§ **Task statement**: Lay out the material as a Markdown table with the columns "No." and "Line," giving each line a row number and leaving out blank lines. Begin at the first line and stop after the line that has "x-tick-label: 0: [73, 357, 82, 374]", including both.

§ **The data**:

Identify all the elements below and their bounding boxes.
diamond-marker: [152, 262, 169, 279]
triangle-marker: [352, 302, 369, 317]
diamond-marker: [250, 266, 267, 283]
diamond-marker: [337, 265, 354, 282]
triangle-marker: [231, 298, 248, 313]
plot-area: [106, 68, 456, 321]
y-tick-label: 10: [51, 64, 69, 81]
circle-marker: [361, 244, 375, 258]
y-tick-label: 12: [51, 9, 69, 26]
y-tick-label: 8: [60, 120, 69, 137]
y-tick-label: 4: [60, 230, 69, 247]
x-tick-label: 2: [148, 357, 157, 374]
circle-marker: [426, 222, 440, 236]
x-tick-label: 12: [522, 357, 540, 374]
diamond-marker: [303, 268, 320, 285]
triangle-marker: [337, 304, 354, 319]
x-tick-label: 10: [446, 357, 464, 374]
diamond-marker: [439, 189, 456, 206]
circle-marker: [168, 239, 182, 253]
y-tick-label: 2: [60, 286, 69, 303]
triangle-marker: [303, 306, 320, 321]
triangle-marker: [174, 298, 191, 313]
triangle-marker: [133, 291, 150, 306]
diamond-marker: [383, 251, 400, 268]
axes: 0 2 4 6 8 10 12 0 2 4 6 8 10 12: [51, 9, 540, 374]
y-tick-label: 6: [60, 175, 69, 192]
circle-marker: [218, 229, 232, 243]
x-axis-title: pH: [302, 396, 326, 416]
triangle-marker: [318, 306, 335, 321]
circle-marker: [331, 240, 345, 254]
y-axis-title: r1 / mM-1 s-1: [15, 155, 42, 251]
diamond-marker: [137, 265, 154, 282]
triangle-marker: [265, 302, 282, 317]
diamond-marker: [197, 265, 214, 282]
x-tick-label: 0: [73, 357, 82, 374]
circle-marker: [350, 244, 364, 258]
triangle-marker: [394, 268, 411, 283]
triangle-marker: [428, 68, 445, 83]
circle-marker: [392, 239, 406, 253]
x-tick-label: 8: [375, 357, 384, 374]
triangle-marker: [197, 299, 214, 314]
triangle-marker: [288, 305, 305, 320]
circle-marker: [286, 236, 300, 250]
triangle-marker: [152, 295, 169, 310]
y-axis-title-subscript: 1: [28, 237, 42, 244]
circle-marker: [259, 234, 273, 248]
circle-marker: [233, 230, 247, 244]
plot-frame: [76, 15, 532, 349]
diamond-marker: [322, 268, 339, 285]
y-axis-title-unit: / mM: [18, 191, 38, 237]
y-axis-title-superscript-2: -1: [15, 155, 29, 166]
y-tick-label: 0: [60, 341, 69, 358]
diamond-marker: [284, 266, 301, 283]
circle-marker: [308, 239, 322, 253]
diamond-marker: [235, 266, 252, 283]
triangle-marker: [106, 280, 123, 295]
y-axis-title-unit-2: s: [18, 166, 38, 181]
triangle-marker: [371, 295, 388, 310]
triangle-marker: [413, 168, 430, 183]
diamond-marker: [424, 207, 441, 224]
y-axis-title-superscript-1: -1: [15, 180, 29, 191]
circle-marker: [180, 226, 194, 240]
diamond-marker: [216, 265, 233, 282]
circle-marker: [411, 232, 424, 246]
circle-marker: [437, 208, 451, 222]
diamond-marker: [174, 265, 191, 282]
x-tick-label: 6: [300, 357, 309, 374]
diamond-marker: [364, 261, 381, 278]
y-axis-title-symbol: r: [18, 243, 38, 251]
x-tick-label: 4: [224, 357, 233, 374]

§ **Answer below**:
| No. | Line |
|---|---|
| 1 | Identify all the elements below and their bounding boxes. |
| 2 | diamond-marker: [152, 262, 169, 279] |
| 3 | triangle-marker: [352, 302, 369, 317] |
| 4 | diamond-marker: [250, 266, 267, 283] |
| 5 | diamond-marker: [337, 265, 354, 282] |
| 6 | triangle-marker: [231, 298, 248, 313] |
| 7 | plot-area: [106, 68, 456, 321] |
| 8 | y-tick-label: 10: [51, 64, 69, 81] |
| 9 | circle-marker: [361, 244, 375, 258] |
| 10 | y-tick-label: 12: [51, 9, 69, 26] |
| 11 | y-tick-label: 8: [60, 120, 69, 137] |
| 12 | y-tick-label: 4: [60, 230, 69, 247] |
| 13 | x-tick-label: 2: [148, 357, 157, 374] |
| 14 | circle-marker: [426, 222, 440, 236] |
| 15 | x-tick-label: 12: [522, 357, 540, 374] |
| 16 | diamond-marker: [303, 268, 320, 285] |
| 17 | triangle-marker: [337, 304, 354, 319] |
| 18 | x-tick-label: 10: [446, 357, 464, 374] |
| 19 | diamond-marker: [439, 189, 456, 206] |
| 20 | circle-marker: [168, 239, 182, 253] |
| 21 | y-tick-label: 2: [60, 286, 69, 303] |
| 22 | triangle-marker: [303, 306, 320, 321] |
| 23 | triangle-marker: [174, 298, 191, 313] |
| 24 | triangle-marker: [133, 291, 150, 306] |
| 25 | diamond-marker: [383, 251, 400, 268] |
| 26 | axes: 0 2 4 6 8 10 12 0 2 4 6 8 10 12: [51, 9, 540, 374] |
| 27 | y-tick-label: 6: [60, 175, 69, 192] |
| 28 | circle-marker: [218, 229, 232, 243] |
| 29 | x-axis-title: pH: [302, 396, 326, 416] |
| 30 | triangle-marker: [318, 306, 335, 321] |
| 31 | circle-marker: [331, 240, 345, 254] |
| 32 | y-axis-title: r1 / mM-1 s-1: [15, 155, 42, 251] |
| 33 | diamond-marker: [137, 265, 154, 282] |
| 34 | triangle-marker: [265, 302, 282, 317] |
| 35 | diamond-marker: [197, 265, 214, 282] |
| 36 | x-tick-label: 0: [73, 357, 82, 374] |